◆ **To be done**
Copy every line with the string "text" in it.

◆ **Data rows**
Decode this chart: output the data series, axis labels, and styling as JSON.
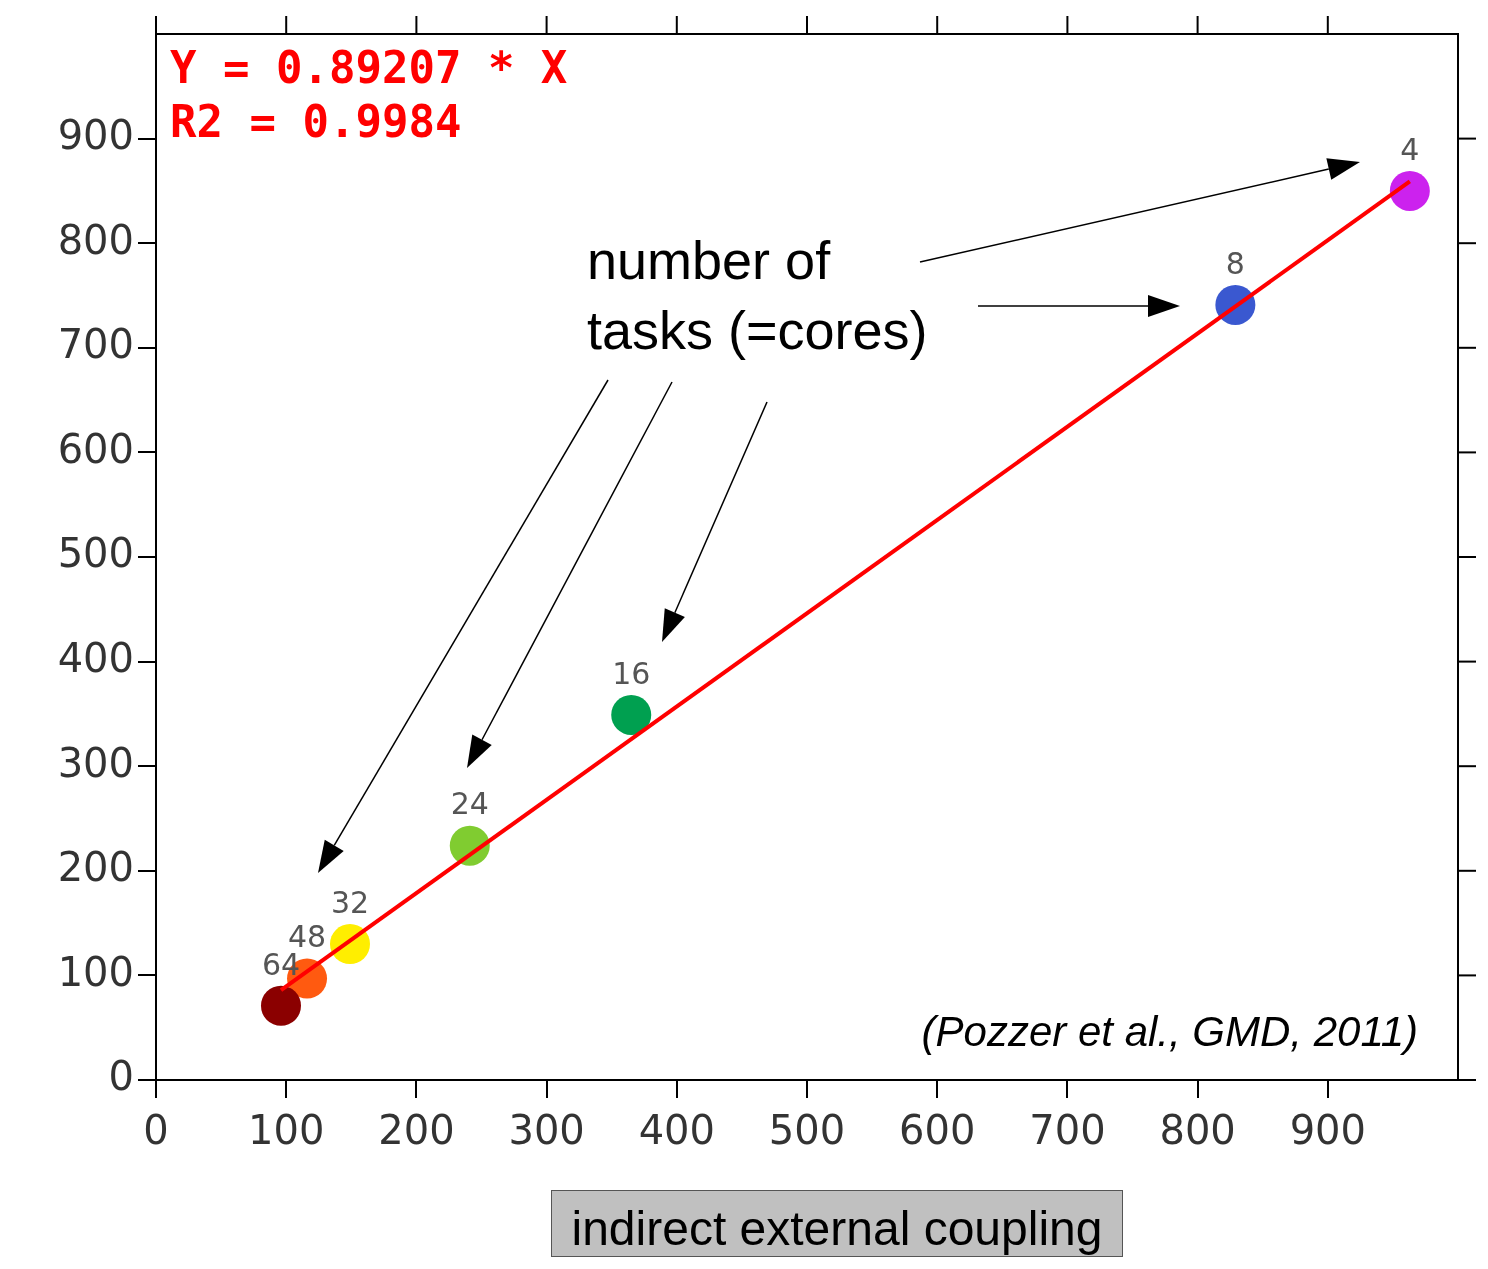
{
  "chart_data": {
    "type": "scatter",
    "xlabel": "indirect external coupling",
    "xlim": [
      0,
      1000
    ],
    "ylim": [
      0,
      1000
    ],
    "xticks": [
      0,
      100,
      200,
      300,
      400,
      500,
      600,
      700,
      800,
      900
    ],
    "yticks": [
      0,
      100,
      200,
      300,
      400,
      500,
      600,
      700,
      800,
      900
    ],
    "grid": false,
    "legend": false,
    "marker": "circle",
    "series": [
      {
        "x": [
          963,
          829,
          365,
          241,
          149,
          116,
          96
        ],
        "values": [
          850,
          741,
          349,
          224,
          130,
          97,
          71
        ],
        "colors": [
          "#cc22ee",
          "#3a58d0",
          "#00a050",
          "#80cc30",
          "#ffee00",
          "#ff5a10",
          "#8b0000"
        ]
      },
      {
        "type": "line",
        "color": "#ff0000",
        "marker": "none",
        "line_style": "solid",
        "x": [
          96,
          963
        ],
        "values": [
          86,
          859
        ]
      }
    ],
    "annotations": [
      "Y = 0.89207 * X",
      "R2 = 0.9984",
      "number of tasks (=cores)",
      "(Pozzer et al., GMD, 2011)",
      {
        "text": "4",
        "x": 963,
        "y": 850
      },
      {
        "text": "8",
        "x": 829,
        "y": 741
      },
      {
        "text": "16",
        "x": 365,
        "y": 349
      },
      {
        "text": "24",
        "x": 241,
        "y": 224
      },
      {
        "text": "32",
        "x": 149,
        "y": 130
      },
      {
        "text": "48",
        "x": 116,
        "y": 97
      },
      {
        "text": "64",
        "x": 96,
        "y": 71
      }
    ]
  }
}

◆ **Answer to the problem**
        "text": "4",
        "text": "8",
        "text": "16",
        "text": "24",
        "text": "32",
        "text": "48",
        "text": "64",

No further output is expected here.